→ Task to carry out:
Identify the lines holding "JSON" and copy them.

→ Working data:
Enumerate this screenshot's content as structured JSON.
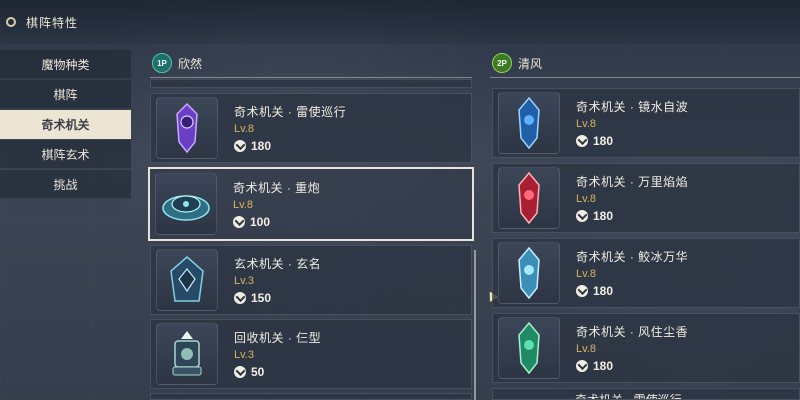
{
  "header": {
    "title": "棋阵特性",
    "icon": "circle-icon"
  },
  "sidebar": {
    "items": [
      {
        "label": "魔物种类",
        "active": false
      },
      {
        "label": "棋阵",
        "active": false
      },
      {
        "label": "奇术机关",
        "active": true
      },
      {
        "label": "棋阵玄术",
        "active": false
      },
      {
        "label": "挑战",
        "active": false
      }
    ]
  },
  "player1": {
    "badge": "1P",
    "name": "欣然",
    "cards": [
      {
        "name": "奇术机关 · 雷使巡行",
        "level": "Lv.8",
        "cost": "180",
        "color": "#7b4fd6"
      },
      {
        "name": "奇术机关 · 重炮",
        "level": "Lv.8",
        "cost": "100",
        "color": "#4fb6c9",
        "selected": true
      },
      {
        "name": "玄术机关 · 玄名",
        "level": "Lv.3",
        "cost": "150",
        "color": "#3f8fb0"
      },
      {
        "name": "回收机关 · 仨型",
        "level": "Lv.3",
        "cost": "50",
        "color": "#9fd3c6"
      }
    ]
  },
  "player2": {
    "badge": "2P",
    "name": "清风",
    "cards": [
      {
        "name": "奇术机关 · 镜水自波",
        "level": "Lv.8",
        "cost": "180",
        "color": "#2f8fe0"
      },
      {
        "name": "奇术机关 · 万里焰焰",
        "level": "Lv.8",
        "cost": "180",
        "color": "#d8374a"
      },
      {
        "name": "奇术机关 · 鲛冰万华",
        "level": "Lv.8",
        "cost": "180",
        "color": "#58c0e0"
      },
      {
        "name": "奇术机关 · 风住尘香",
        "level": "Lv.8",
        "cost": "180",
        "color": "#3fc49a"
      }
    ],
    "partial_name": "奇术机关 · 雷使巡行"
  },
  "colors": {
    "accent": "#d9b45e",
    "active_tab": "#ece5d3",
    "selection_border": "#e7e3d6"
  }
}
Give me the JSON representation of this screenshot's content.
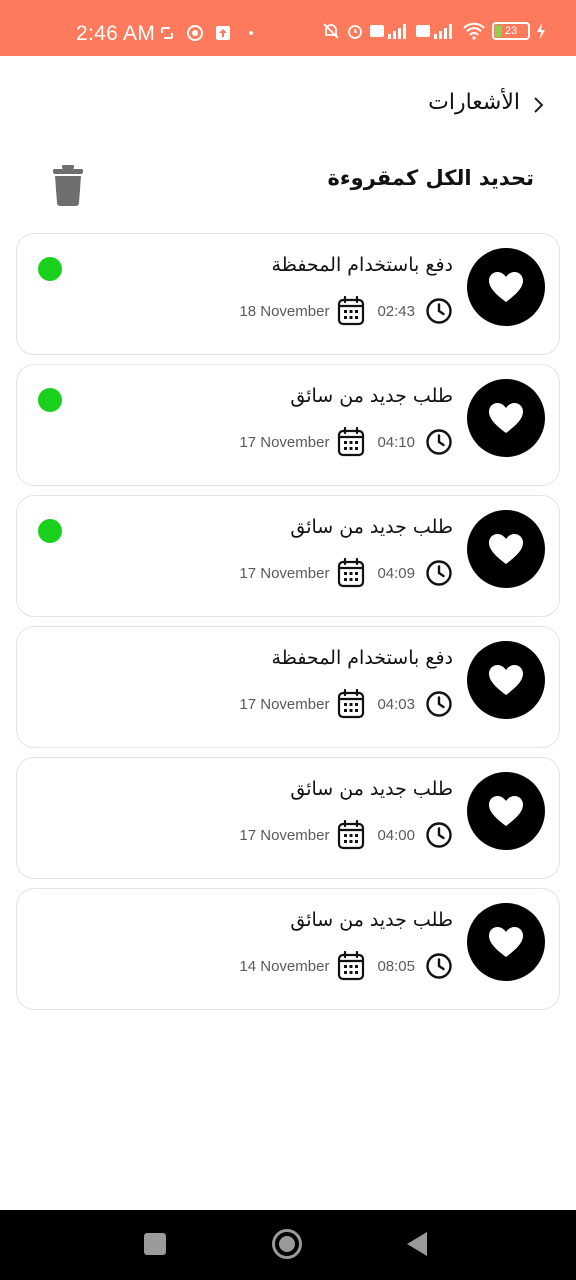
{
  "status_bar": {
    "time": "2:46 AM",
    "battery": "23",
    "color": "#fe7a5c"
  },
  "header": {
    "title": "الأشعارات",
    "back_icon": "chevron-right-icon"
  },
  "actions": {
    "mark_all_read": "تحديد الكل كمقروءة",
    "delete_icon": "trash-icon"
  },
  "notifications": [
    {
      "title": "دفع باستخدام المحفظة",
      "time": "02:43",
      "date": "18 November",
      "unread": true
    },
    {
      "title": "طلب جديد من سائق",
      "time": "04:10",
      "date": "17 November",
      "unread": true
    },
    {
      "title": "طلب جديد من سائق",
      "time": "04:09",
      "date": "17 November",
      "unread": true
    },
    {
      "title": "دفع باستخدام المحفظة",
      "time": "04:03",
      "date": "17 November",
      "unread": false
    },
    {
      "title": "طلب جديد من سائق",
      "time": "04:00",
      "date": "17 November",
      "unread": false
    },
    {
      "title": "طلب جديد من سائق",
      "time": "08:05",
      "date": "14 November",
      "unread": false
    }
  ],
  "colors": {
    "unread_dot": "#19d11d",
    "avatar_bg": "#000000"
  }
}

...

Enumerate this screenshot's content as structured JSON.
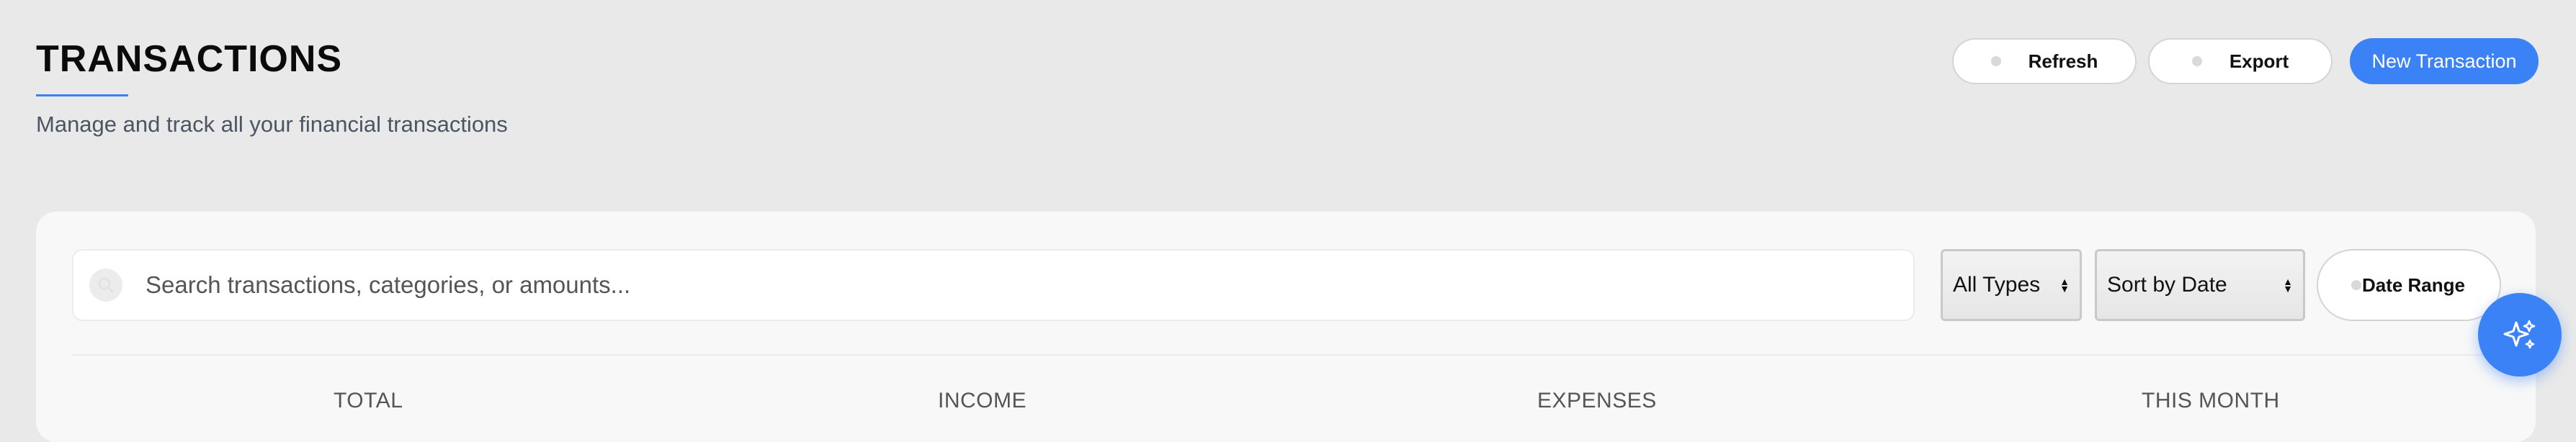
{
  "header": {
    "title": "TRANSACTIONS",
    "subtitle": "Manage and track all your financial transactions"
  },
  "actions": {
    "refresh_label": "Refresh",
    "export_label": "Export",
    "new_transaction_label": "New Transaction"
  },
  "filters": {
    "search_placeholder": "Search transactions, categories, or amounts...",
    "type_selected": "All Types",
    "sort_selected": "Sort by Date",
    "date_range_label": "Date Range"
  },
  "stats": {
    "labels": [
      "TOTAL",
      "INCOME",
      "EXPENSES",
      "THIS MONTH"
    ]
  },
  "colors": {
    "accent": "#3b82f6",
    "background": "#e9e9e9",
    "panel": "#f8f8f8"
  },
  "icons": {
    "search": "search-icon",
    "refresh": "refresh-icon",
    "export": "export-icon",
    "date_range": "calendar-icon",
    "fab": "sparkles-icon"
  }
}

==

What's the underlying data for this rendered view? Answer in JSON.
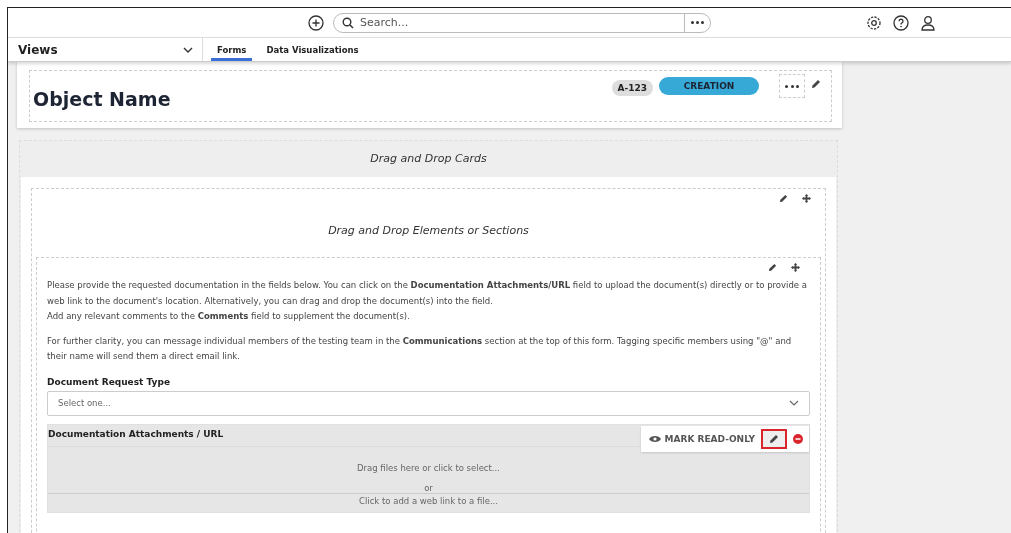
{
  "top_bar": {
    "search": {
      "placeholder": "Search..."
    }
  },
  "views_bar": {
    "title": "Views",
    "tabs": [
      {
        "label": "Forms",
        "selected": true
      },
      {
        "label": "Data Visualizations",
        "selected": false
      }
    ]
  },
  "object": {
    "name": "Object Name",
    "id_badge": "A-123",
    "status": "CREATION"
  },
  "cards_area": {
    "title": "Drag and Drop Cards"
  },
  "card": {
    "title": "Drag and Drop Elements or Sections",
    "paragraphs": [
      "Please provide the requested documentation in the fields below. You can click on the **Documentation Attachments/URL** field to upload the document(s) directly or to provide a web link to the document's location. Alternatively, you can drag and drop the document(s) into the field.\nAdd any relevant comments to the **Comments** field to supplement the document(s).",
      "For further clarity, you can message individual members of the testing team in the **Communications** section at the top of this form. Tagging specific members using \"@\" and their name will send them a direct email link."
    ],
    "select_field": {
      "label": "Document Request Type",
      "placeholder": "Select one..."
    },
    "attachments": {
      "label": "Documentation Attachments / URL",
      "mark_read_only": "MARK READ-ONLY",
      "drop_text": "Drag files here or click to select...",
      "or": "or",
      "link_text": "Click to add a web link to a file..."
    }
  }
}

→ Task answer:
Enumerate this screenshot's content as structured JSON.
Give me the JSON representation of this screenshot's content.
Enumerate this screenshot's content as structured JSON.
What's the underlying data for this rendered view? Answer in JSON.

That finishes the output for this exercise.